**Written instruction**: Give the data below again exactly as written, without its pictures.

>> begin Records provided

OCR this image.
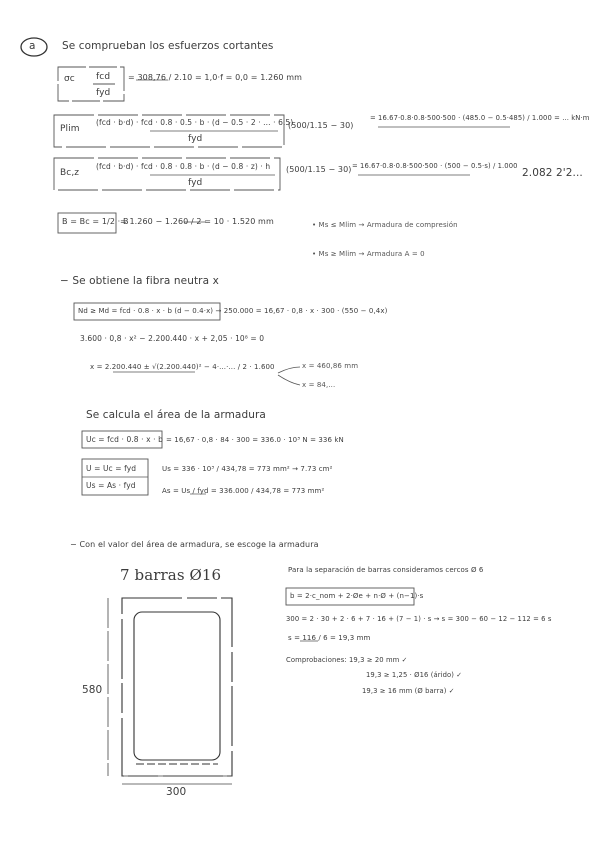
a	Se comprueban los esfuerzos cortantes
σc fcd
fyd
= 308,76 / 2.10 = 1,0·f = 0,0 = 1.260 mm
Ρlim
(fcd · b·d) · fcd · 0.8 · 0.5 · b · (d − 0.5 · 2 · ... · 6.5)
fyd
(500/1.15 − 30)
= 16.67·0.8·0.8·500·500 · (485.0 − 0.5·485) / 1.000 = ... kN·m
Bc,z
(fcd · b·d) · fcd · 0.8 · 0.8 · b · (d − 0.8 · z) · h
fyd
(500/1.15 − 30) = 16.67·0.8·0.8·500·500 · (500 − 0.5·s) / 1.000
2.082 2'2...
B = Bc = 1/2 · B
= 1.260 − 1.260 / 2 = 10 · 1.520 mm	• Ms ≤ Mlim → Armadura de compresión
• Ms ≥ Mlim → Armadura A = 0
− Se obtiene la fibra neutra x
Nd ≥ Md = fcd · 0.8 · x · b (d − 0.4·x) → 250.000 = 16,67 · 0,8 · x · 300 · (550 − 0,4x)
3.600 · 0,8 · x² − 2.200.440 · x + 2,05 · 10⁸ = 0
x = 2.200.440 ± √(2.200.440)² − 4·...·... / 2 · 1.600	x = 460,86 mm
x = 84,...
Se calcula el área de la armadura
Uc = fcd · 0.8 · x · b = 16,67 · 0,8 · 84 · 300 = 336.0 · 10³ N = 336 kN
U = Uc = fyd	Us = 336 · 10³ / 434,78 = 773 mm² → 7.73 cm²
Us = As · fyd
As = Us / fyd = 336.000 / 434,78 = 773 mm²
− Con el valor del área de armadura, se escoge la armadura
7 barras Ø16
580
300
Para la separación de barras consideramos cercos Ø 6
b = 2·c_nom + 2·Øe + n·Ø + (n−1)·s
300 = 2 · 30 + 2 · 6 + 7 · 16 + (7 − 1) · s → s = 300 − 60 − 12 − 112 = 6 s
s = 116 / 6 = 19,3 mm
Comprobaciones: 19,3 ≥ 20 mm ✓
19,3 ≥ 1,25 · Ø16 (árido) ✓
19,3 ≥ 16 mm (Ø barra) ✓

>> end Records provided

**Solution to this task**:
OCR this image.
a	Se comprueban los esfuerzos cortantes
σc fcd
fyd
= 308,76 / 2.10 = 1,0·f = 0,0 = 1.260 mm
Ρlim
(fcd · b·d) · fcd · 0.8 · 0.5 · b · (d − 0.5 · 2 · ... · 6.5)
fyd
(500/1.15 − 30)
= 16.67·0.8·0.8·500·500 · (485.0 − 0.5·485) / 1.000 = ... kN·m
Bc,z
(fcd · b·d) · fcd · 0.8 · 0.8 · b · (d − 0.8 · z) · h
fyd
(500/1.15 − 30) = 16.67·0.8·0.8·500·500 · (500 − 0.5·s) / 1.000
2.082 2'2...
B = Bc = 1/2 · B
= 1.260 − 1.260 / 2 = 10 · 1.520 mm	• Ms ≤ Mlim → Armadura de compresión
• Ms ≥ Mlim → Armadura A = 0
− Se obtiene la fibra neutra x
Nd ≥ Md = fcd · 0.8 · x · b (d − 0.4·x) → 250.000 = 16,67 · 0,8 · x · 300 · (550 − 0,4x)
3.600 · 0,8 · x² − 2.200.440 · x + 2,05 · 10⁸ = 0
x = 2.200.440 ± √(2.200.440)² − 4·...·... / 2 · 1.600	x = 460,86 mm
x = 84,...
Se calcula el área de la armadura
Uc = fcd · 0.8 · x · b = 16,67 · 0,8 · 84 · 300 = 336.0 · 10³ N = 336 kN
U = Uc = fyd	Us = 336 · 10³ / 434,78 = 773 mm² → 7.73 cm²
Us = As · fyd
As = Us / fyd = 336.000 / 434,78 = 773 mm²
− Con el valor del área de armadura, se escoge la armadura
7 barras Ø16
580
300
Para la separación de barras consideramos cercos Ø 6
b = 2·c_nom + 2·Øe + n·Ø + (n−1)·s
300 = 2 · 30 + 2 · 6 + 7 · 16 + (7 − 1) · s → s = 300 − 60 − 12 − 112 = 6 s
s = 116 / 6 = 19,3 mm
Comprobaciones: 19,3 ≥ 20 mm ✓
19,3 ≥ 1,25 · Ø16 (árido) ✓
19,3 ≥ 16 mm (Ø barra) ✓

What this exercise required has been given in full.